**What this task involves**.
Output only the count of lines that contain "Photometric".

**Data**.

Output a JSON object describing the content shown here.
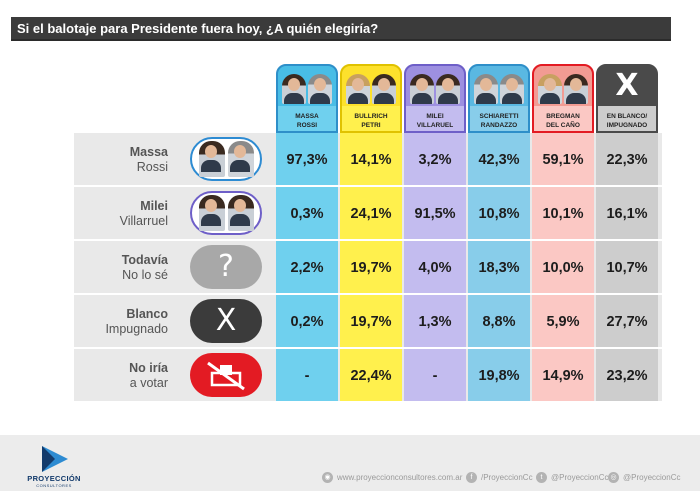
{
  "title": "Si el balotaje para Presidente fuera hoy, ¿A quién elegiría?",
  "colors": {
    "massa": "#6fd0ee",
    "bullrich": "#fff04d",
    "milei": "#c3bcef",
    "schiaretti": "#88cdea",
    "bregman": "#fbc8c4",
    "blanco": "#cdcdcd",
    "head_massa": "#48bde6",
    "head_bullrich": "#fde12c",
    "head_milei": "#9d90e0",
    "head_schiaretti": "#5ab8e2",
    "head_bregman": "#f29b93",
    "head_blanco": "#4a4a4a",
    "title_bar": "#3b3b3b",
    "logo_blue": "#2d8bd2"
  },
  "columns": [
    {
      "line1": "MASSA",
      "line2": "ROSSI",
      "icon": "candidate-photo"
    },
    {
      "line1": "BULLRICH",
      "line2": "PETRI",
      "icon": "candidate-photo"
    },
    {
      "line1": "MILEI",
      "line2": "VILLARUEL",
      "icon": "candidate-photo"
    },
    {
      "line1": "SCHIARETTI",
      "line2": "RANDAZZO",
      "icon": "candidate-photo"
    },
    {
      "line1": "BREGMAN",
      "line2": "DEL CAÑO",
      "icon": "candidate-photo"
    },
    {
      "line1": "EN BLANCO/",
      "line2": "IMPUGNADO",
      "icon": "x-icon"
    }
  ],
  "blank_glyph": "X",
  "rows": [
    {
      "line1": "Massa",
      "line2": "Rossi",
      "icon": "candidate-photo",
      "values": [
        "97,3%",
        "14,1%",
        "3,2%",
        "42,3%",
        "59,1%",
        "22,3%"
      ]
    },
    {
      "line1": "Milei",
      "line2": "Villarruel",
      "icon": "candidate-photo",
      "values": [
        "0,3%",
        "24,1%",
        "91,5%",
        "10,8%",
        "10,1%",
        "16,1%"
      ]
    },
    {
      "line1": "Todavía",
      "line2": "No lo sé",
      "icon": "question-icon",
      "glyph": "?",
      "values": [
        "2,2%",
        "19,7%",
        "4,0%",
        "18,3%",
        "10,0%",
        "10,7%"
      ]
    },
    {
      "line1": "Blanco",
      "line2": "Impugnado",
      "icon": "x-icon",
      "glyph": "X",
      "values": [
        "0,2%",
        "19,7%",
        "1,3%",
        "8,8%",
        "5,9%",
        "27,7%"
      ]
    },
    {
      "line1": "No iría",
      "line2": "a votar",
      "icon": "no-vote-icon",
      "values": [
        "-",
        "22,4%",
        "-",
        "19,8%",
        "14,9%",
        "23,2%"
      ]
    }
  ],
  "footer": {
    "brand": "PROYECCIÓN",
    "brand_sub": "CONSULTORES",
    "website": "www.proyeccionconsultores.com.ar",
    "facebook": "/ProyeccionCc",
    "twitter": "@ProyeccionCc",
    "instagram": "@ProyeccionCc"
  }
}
* * *
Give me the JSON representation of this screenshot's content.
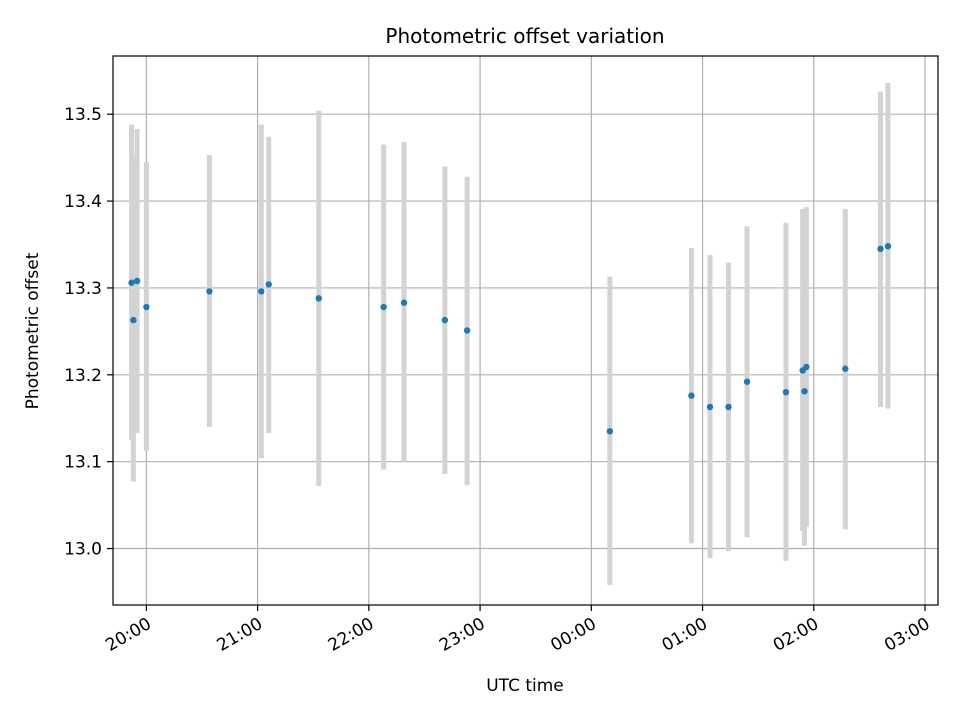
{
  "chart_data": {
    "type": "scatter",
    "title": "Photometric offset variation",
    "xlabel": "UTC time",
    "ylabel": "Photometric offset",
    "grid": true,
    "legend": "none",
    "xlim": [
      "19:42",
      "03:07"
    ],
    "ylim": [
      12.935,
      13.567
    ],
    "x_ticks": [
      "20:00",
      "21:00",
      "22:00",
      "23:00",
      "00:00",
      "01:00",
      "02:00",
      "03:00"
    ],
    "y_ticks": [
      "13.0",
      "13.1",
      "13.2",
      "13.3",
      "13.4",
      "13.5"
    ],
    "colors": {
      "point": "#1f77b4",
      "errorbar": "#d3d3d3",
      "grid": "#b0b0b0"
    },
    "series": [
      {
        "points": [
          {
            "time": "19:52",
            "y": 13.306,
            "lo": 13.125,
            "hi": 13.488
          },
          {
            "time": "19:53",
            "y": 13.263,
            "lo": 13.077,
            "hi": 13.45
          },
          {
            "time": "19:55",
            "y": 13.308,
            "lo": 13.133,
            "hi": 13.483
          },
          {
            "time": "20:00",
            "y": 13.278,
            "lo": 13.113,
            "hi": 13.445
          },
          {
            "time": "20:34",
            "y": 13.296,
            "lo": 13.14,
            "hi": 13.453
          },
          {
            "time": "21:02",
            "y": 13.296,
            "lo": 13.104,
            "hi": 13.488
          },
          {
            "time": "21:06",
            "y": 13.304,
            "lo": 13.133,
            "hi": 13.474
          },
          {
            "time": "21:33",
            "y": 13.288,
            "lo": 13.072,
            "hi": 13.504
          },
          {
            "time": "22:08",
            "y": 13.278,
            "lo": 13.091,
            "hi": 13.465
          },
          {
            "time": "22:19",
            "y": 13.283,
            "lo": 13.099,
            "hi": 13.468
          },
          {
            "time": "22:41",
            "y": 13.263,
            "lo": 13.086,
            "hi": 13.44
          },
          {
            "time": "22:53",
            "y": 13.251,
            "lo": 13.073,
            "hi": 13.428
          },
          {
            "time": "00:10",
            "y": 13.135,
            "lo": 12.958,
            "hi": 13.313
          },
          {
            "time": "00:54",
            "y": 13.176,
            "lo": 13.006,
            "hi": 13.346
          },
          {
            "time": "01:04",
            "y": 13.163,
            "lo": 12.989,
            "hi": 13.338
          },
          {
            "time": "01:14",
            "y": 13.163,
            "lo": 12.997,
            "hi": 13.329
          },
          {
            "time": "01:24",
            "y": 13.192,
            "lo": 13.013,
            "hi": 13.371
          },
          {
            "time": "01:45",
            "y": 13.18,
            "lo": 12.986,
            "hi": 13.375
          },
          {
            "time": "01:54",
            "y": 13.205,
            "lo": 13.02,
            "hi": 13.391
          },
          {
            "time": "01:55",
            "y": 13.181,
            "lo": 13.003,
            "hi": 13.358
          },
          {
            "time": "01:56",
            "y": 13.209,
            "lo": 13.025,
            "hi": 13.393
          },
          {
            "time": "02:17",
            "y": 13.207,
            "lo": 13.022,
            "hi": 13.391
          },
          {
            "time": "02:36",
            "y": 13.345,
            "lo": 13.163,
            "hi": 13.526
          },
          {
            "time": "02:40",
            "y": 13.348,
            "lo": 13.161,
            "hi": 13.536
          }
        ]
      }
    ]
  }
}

**Solution below**.
2